Copy out the listing in full, exactly as written, but not its pictures.

* **Task inputs**

——————————

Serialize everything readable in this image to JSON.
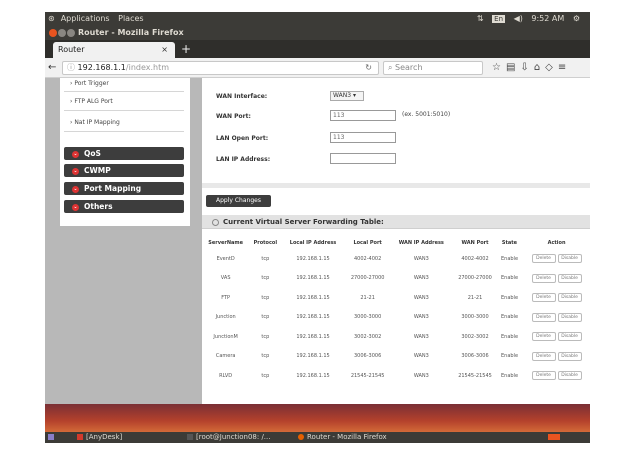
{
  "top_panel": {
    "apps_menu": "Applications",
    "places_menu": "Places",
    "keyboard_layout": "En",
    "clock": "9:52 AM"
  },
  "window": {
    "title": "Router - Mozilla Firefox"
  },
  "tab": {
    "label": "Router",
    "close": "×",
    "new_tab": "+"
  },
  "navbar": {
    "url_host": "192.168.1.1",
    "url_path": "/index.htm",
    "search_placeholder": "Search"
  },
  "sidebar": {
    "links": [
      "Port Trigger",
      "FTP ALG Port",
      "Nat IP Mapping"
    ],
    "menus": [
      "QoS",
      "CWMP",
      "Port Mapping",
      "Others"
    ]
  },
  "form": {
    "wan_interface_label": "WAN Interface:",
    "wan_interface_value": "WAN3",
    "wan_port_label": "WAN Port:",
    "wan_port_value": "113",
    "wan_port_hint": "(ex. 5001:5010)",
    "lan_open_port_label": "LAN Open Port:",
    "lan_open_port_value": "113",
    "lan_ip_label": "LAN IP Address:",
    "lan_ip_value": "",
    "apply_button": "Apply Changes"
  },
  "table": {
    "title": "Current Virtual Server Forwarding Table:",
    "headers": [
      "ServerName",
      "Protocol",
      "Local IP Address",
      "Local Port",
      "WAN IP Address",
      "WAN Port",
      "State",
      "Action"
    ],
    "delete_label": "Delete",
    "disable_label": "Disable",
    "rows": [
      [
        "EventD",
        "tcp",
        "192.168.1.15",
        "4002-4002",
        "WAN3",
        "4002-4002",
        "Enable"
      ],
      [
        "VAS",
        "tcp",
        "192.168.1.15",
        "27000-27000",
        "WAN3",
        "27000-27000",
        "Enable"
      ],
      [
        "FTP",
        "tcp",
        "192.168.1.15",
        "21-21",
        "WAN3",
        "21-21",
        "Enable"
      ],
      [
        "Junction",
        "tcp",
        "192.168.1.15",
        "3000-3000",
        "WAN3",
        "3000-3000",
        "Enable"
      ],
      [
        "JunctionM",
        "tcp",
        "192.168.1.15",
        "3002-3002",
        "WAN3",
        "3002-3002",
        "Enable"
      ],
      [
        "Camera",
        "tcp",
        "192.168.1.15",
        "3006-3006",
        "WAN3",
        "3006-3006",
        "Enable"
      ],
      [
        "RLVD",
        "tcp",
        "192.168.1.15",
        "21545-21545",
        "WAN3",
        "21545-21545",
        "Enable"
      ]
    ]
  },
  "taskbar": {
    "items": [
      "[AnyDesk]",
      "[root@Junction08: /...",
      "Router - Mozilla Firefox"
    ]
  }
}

——————————

* **Finished task**
Serialize everything readable in this image to JSON.
{
  "top_panel": {
    "apps_menu": "Applications",
    "places_menu": "Places",
    "keyboard_layout": "En",
    "clock": "9:52 AM"
  },
  "window": {
    "title": "Router - Mozilla Firefox"
  },
  "tab": {
    "label": "Router",
    "close": "×",
    "new_tab": "+"
  },
  "navbar": {
    "url_host": "192.168.1.1",
    "url_path": "/index.htm",
    "search_placeholder": "Search"
  },
  "sidebar": {
    "links": [
      "Port Trigger",
      "FTP ALG Port",
      "Nat IP Mapping"
    ],
    "menus": [
      "QoS",
      "CWMP",
      "Port Mapping",
      "Others"
    ]
  },
  "form": {
    "wan_interface_label": "WAN Interface:",
    "wan_interface_value": "WAN3",
    "wan_port_label": "WAN Port:",
    "wan_port_value": "113",
    "wan_port_hint": "(ex. 5001:5010)",
    "lan_open_port_label": "LAN Open Port:",
    "lan_open_port_value": "113",
    "lan_ip_label": "LAN IP Address:",
    "lan_ip_value": "",
    "apply_button": "Apply Changes"
  },
  "table": {
    "title": "Current Virtual Server Forwarding Table:",
    "headers": [
      "ServerName",
      "Protocol",
      "Local IP Address",
      "Local Port",
      "WAN IP Address",
      "WAN Port",
      "State",
      "Action"
    ],
    "delete_label": "Delete",
    "disable_label": "Disable",
    "rows": [
      [
        "EventD",
        "tcp",
        "192.168.1.15",
        "4002-4002",
        "WAN3",
        "4002-4002",
        "Enable"
      ],
      [
        "VAS",
        "tcp",
        "192.168.1.15",
        "27000-27000",
        "WAN3",
        "27000-27000",
        "Enable"
      ],
      [
        "FTP",
        "tcp",
        "192.168.1.15",
        "21-21",
        "WAN3",
        "21-21",
        "Enable"
      ],
      [
        "Junction",
        "tcp",
        "192.168.1.15",
        "3000-3000",
        "WAN3",
        "3000-3000",
        "Enable"
      ],
      [
        "JunctionM",
        "tcp",
        "192.168.1.15",
        "3002-3002",
        "WAN3",
        "3002-3002",
        "Enable"
      ],
      [
        "Camera",
        "tcp",
        "192.168.1.15",
        "3006-3006",
        "WAN3",
        "3006-3006",
        "Enable"
      ],
      [
        "RLVD",
        "tcp",
        "192.168.1.15",
        "21545-21545",
        "WAN3",
        "21545-21545",
        "Enable"
      ]
    ]
  },
  "taskbar": {
    "items": [
      "[AnyDesk]",
      "[root@Junction08: /...",
      "Router - Mozilla Firefox"
    ]
  }
}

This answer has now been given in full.